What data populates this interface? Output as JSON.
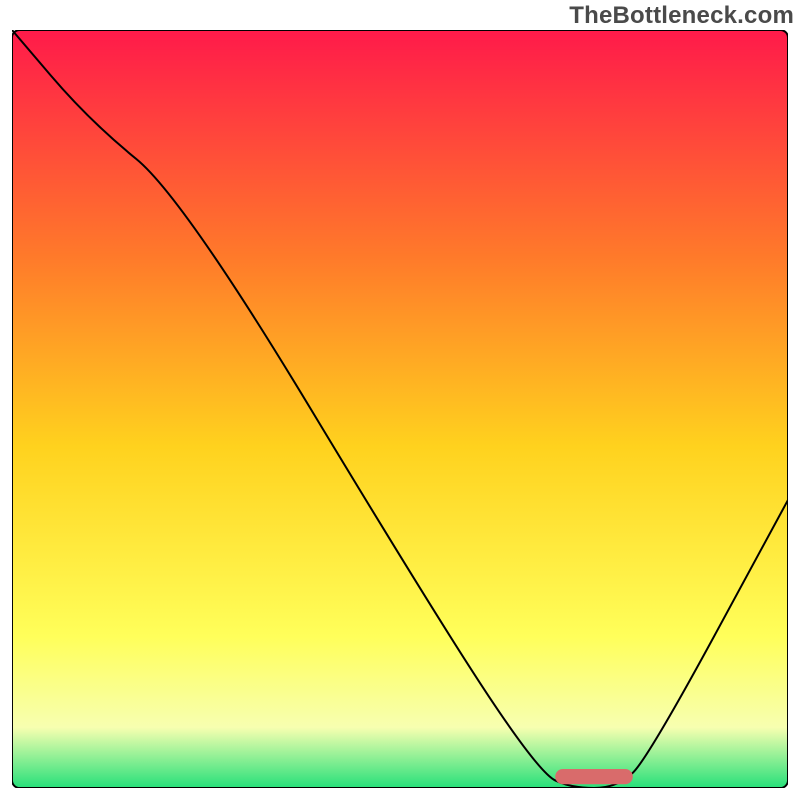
{
  "watermark": "TheBottleneck.com",
  "colors": {
    "gradient_top": "#ff1a4a",
    "gradient_mid_upper": "#ff7a2a",
    "gradient_mid": "#ffd21e",
    "gradient_mid_lower": "#ffff5a",
    "gradient_lower": "#f7ffb0",
    "gradient_bottom": "#26e07a",
    "curve_stroke": "#000000",
    "bar_fill": "#d96b6b",
    "plot_border": "#000000"
  },
  "chart_data": {
    "type": "line",
    "title": "",
    "xlabel": "",
    "ylabel": "",
    "xlim": [
      0,
      100
    ],
    "ylim": [
      0,
      100
    ],
    "series": [
      {
        "name": "bottleneck-curve",
        "x": [
          0,
          10,
          22,
          55,
          68,
          72,
          78,
          82,
          100
        ],
        "values": [
          100,
          88,
          78,
          22,
          2,
          0,
          0,
          4,
          38
        ]
      }
    ],
    "marker": {
      "name": "optimal-range-bar",
      "x_start": 70,
      "x_end": 80,
      "y": 1.5,
      "height": 2
    },
    "gradient_stops": [
      {
        "offset": 0.0,
        "color": "#ff1a4a"
      },
      {
        "offset": 0.3,
        "color": "#ff7a2a"
      },
      {
        "offset": 0.55,
        "color": "#ffd21e"
      },
      {
        "offset": 0.8,
        "color": "#ffff5a"
      },
      {
        "offset": 0.92,
        "color": "#f7ffb0"
      },
      {
        "offset": 1.0,
        "color": "#26e07a"
      }
    ]
  }
}
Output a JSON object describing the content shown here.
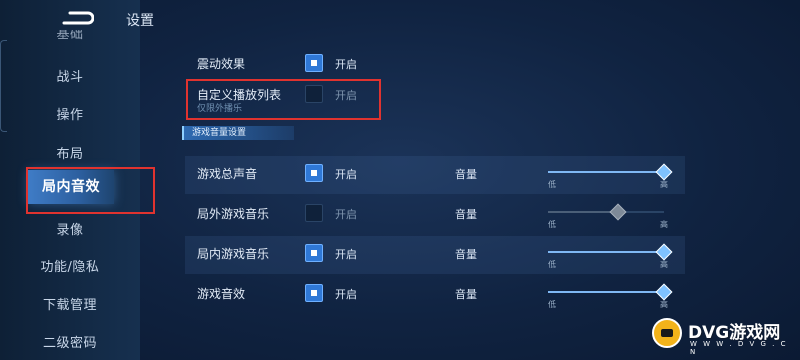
{
  "header": {
    "title": "设置"
  },
  "sidebar": {
    "items": [
      {
        "label": "基础"
      },
      {
        "label": "战斗"
      },
      {
        "label": "操作"
      },
      {
        "label": "布局"
      },
      {
        "label": "局内音效",
        "active": true
      },
      {
        "label": "录像"
      },
      {
        "label": "功能/隐私"
      },
      {
        "label": "下载管理"
      },
      {
        "label": "二级密码"
      }
    ]
  },
  "settings": {
    "vibration": {
      "label": "震动效果",
      "checked": true,
      "toggle_label": "开启"
    },
    "custom_playlist": {
      "label": "自定义播放列表",
      "sub": "仅限外播乐",
      "checked": false,
      "toggle_label": "开启"
    }
  },
  "section": {
    "title": "游戏音量设置"
  },
  "volume_rows": [
    {
      "label": "游戏总声音",
      "checked": true,
      "toggle_label": "开启",
      "volume_label": "音量",
      "low": "低",
      "high": "高",
      "level": 1.0
    },
    {
      "label": "局外游戏音乐",
      "checked": false,
      "toggle_label": "开启",
      "volume_label": "音量",
      "low": "低",
      "high": "高",
      "level": 0.6
    },
    {
      "label": "局内游戏音乐",
      "checked": true,
      "toggle_label": "开启",
      "volume_label": "音量",
      "low": "低",
      "high": "高",
      "level": 1.0
    },
    {
      "label": "游戏音效",
      "checked": true,
      "toggle_label": "开启",
      "volume_label": "音量",
      "low": "低",
      "high": "高",
      "level": 1.0
    }
  ],
  "watermark": {
    "brand": "DVG游戏网",
    "domain": "W W W . D V G . C N"
  },
  "colors": {
    "accent": "#2f78d6",
    "highlight": "#e0332f",
    "background": "#102341"
  }
}
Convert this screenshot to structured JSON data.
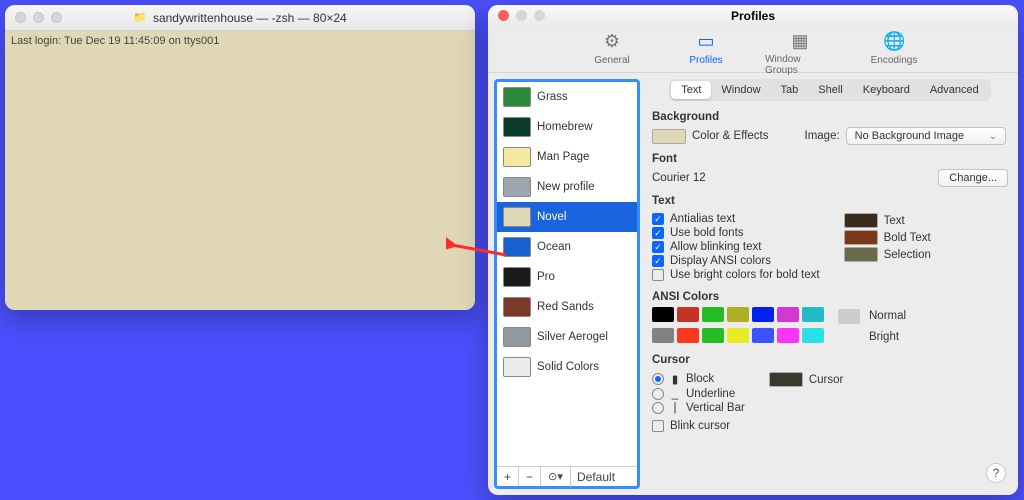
{
  "terminal": {
    "title": "sandywrittenhouse — -zsh — 80×24",
    "icon_name": "folder-icon",
    "last_login": "Last login: Tue Dec 19 11:45:09 on ttys001"
  },
  "prefs": {
    "title": "Profiles",
    "toolbar": [
      {
        "label": "General",
        "icon": "gear-icon",
        "selected": false
      },
      {
        "label": "Profiles",
        "icon": "doc-icon",
        "selected": true
      },
      {
        "label": "Window Groups",
        "icon": "grid-icon",
        "selected": false
      },
      {
        "label": "Encodings",
        "icon": "globe-icon",
        "selected": false
      }
    ],
    "profiles": [
      {
        "label": "Grass",
        "thumb": "#2a8a3a"
      },
      {
        "label": "Homebrew",
        "thumb": "#0a3a2a"
      },
      {
        "label": "Man Page",
        "thumb": "#f5e8a0"
      },
      {
        "label": "New profile",
        "thumb": "#9aa6b0"
      },
      {
        "label": "Novel",
        "thumb": "#dfd7b6",
        "selected": true
      },
      {
        "label": "Ocean",
        "thumb": "#1a5fd0"
      },
      {
        "label": "Pro",
        "thumb": "#1a1a1a"
      },
      {
        "label": "Red Sands",
        "thumb": "#7a3a2a"
      },
      {
        "label": "Silver Aerogel",
        "thumb": "#9099a0"
      },
      {
        "label": "Solid Colors",
        "thumb": "#e8ecef"
      }
    ],
    "profile_footer": {
      "add": "+",
      "remove": "−",
      "menu": "⊙▾",
      "default_label": "Default"
    },
    "tabs": [
      "Text",
      "Window",
      "Tab",
      "Shell",
      "Keyboard",
      "Advanced"
    ],
    "tab_selected": "Text",
    "background": {
      "section": "Background",
      "color_effects": "Color & Effects",
      "color": "#dfd7b6",
      "image_label": "Image:",
      "image_value": "No Background Image"
    },
    "font": {
      "section": "Font",
      "value": "Courier 12",
      "change": "Change..."
    },
    "text": {
      "section": "Text",
      "opts": [
        {
          "label": "Antialias text",
          "on": true
        },
        {
          "label": "Use bold fonts",
          "on": true
        },
        {
          "label": "Allow blinking text",
          "on": true
        },
        {
          "label": "Display ANSI colors",
          "on": true
        },
        {
          "label": "Use bright colors for bold text",
          "on": false
        }
      ],
      "swatches": [
        {
          "label": "Text",
          "color": "#3a2a1a"
        },
        {
          "label": "Bold Text",
          "color": "#7a3a1a"
        },
        {
          "label": "Selection",
          "color": "#6a6a4a"
        }
      ]
    },
    "ansi": {
      "section": "ANSI Colors",
      "normal_label": "Normal",
      "bright_label": "Bright",
      "normal": [
        "#000000",
        "#c23621",
        "#25bc26",
        "#adad27",
        "#0022ee",
        "#d338d3",
        "#23bbc7",
        "#cbcccd"
      ],
      "bright": [
        "#818383",
        "#fc391f",
        "#25bc26",
        "#eaec23",
        "#3a53ff",
        "#f935f8",
        "#2ce0e7",
        "#ededed"
      ]
    },
    "cursor": {
      "section": "Cursor",
      "opts": [
        {
          "label": "Block",
          "on": true,
          "glyph": "▮"
        },
        {
          "label": "Underline",
          "on": false,
          "glyph": "_"
        },
        {
          "label": "Vertical Bar",
          "on": false,
          "glyph": "|"
        }
      ],
      "blink": {
        "label": "Blink cursor",
        "on": false
      },
      "swatch": {
        "label": "Cursor",
        "color": "#3a3a2a"
      }
    }
  }
}
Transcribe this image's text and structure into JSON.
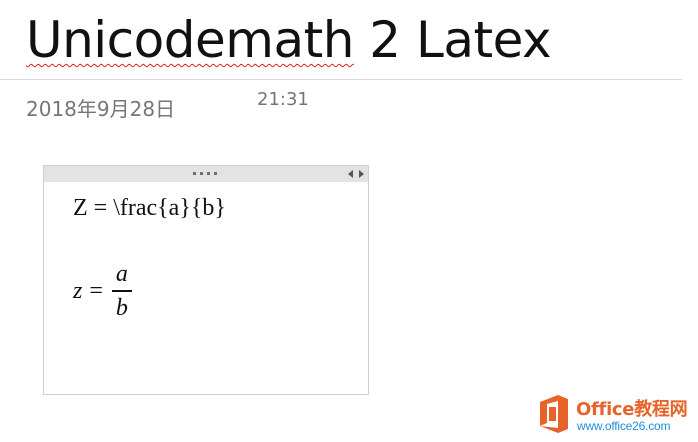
{
  "page": {
    "title_word_1": "Unicodemath",
    "title_rest": " 2 Latex",
    "date": "2018年9月28日",
    "time": "21:31"
  },
  "note": {
    "latex_equation": "Z = \\frac{a}{b}",
    "math_equation": {
      "lhs": "z",
      "operator": "=",
      "numerator": "a",
      "denominator": "b"
    }
  },
  "icons": {
    "handle": "drag-dots",
    "resize": "left-right-arrows",
    "watermark_logo": "office-logo"
  },
  "watermark": {
    "name": "Office教程网",
    "url": "www.office26.com"
  },
  "colors": {
    "spellcheck_underline": "#e02020",
    "metadata_text": "#767676",
    "watermark_orange": "#e8632a",
    "watermark_blue": "#1f8fd6"
  }
}
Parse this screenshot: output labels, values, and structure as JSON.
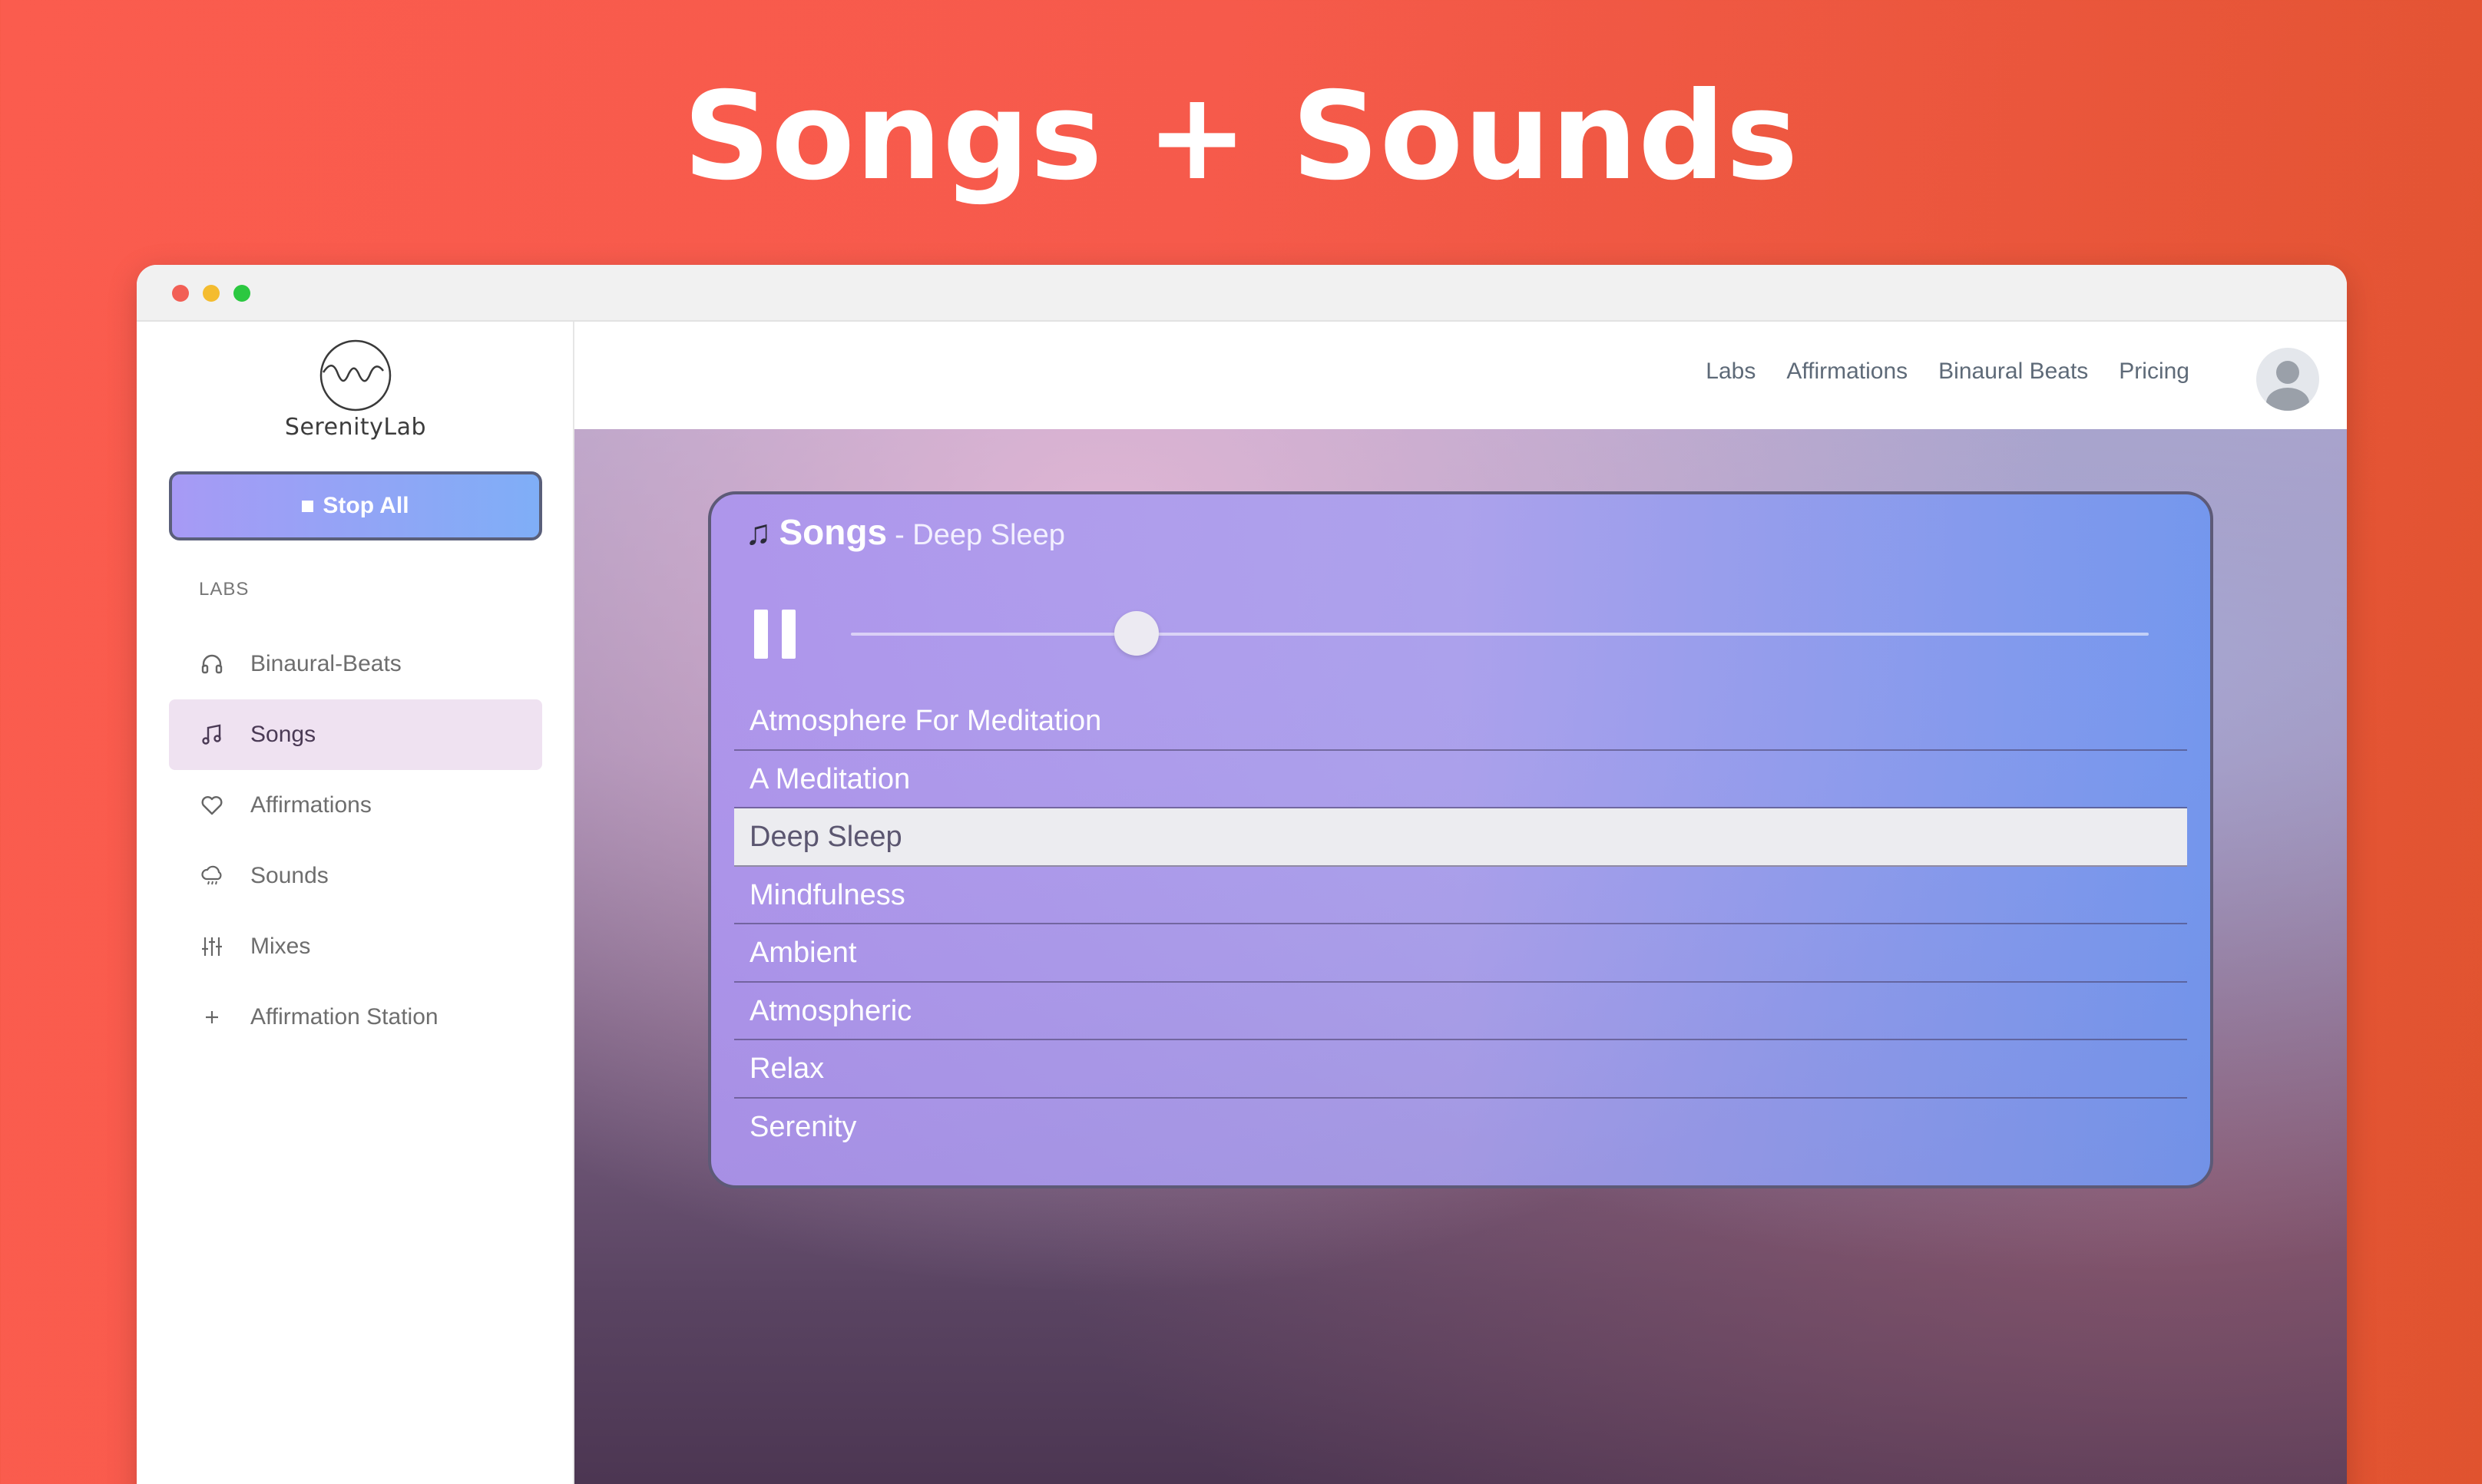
{
  "hero": {
    "title": "Songs + Sounds"
  },
  "app": {
    "logo_text": "SerenityLab"
  },
  "sidebar": {
    "stop_all_label": "Stop All",
    "section_label": "LABS",
    "items": [
      {
        "label": "Binaural-Beats",
        "icon": "headphones-icon",
        "active": false
      },
      {
        "label": "Songs",
        "icon": "music-note-icon",
        "active": true
      },
      {
        "label": "Affirmations",
        "icon": "heart-icon",
        "active": false
      },
      {
        "label": "Sounds",
        "icon": "rain-cloud-icon",
        "active": false
      },
      {
        "label": "Mixes",
        "icon": "sliders-icon",
        "active": false
      },
      {
        "label": "Affirmation Station",
        "icon": "plus-icon",
        "active": false
      }
    ]
  },
  "topnav": {
    "links": [
      "Labs",
      "Affirmations",
      "Binaural Beats",
      "Pricing"
    ]
  },
  "player": {
    "icon": "music-notes-icon",
    "title": "Songs",
    "subtitle": "- Deep Sleep",
    "state": "playing",
    "progress": 0.22,
    "songs": [
      "Atmosphere For Meditation",
      "A Meditation",
      "Deep Sleep",
      "Mindfulness",
      "Ambient",
      "Atmospheric",
      "Relax",
      "Serenity"
    ],
    "selected_index": 2
  },
  "colors": {
    "background": "#f65a4b",
    "accent_gradient_start": "#a79af5",
    "accent_gradient_end": "#7faef7",
    "active_nav_bg": "#efe2f1"
  }
}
● ● ●
Prompt
Using the listing above, copy exactly the lines from the one that contains "Parse this screenshot: output" through its last line, both included, but not the pictures.

Completed task
Parse this screenshot: output labels, values, and structure as JSON.
{
  "hero": {
    "title": "Songs + Sounds"
  },
  "app": {
    "logo_text": "SerenityLab"
  },
  "sidebar": {
    "stop_all_label": "Stop All",
    "section_label": "LABS",
    "items": [
      {
        "label": "Binaural-Beats",
        "icon": "headphones-icon",
        "active": false
      },
      {
        "label": "Songs",
        "icon": "music-note-icon",
        "active": true
      },
      {
        "label": "Affirmations",
        "icon": "heart-icon",
        "active": false
      },
      {
        "label": "Sounds",
        "icon": "rain-cloud-icon",
        "active": false
      },
      {
        "label": "Mixes",
        "icon": "sliders-icon",
        "active": false
      },
      {
        "label": "Affirmation Station",
        "icon": "plus-icon",
        "active": false
      }
    ]
  },
  "topnav": {
    "links": [
      "Labs",
      "Affirmations",
      "Binaural Beats",
      "Pricing"
    ]
  },
  "player": {
    "icon": "music-notes-icon",
    "title": "Songs",
    "subtitle": "- Deep Sleep",
    "state": "playing",
    "progress": 0.22,
    "songs": [
      "Atmosphere For Meditation",
      "A Meditation",
      "Deep Sleep",
      "Mindfulness",
      "Ambient",
      "Atmospheric",
      "Relax",
      "Serenity"
    ],
    "selected_index": 2
  },
  "colors": {
    "background": "#f65a4b",
    "accent_gradient_start": "#a79af5",
    "accent_gradient_end": "#7faef7",
    "active_nav_bg": "#efe2f1"
  }
}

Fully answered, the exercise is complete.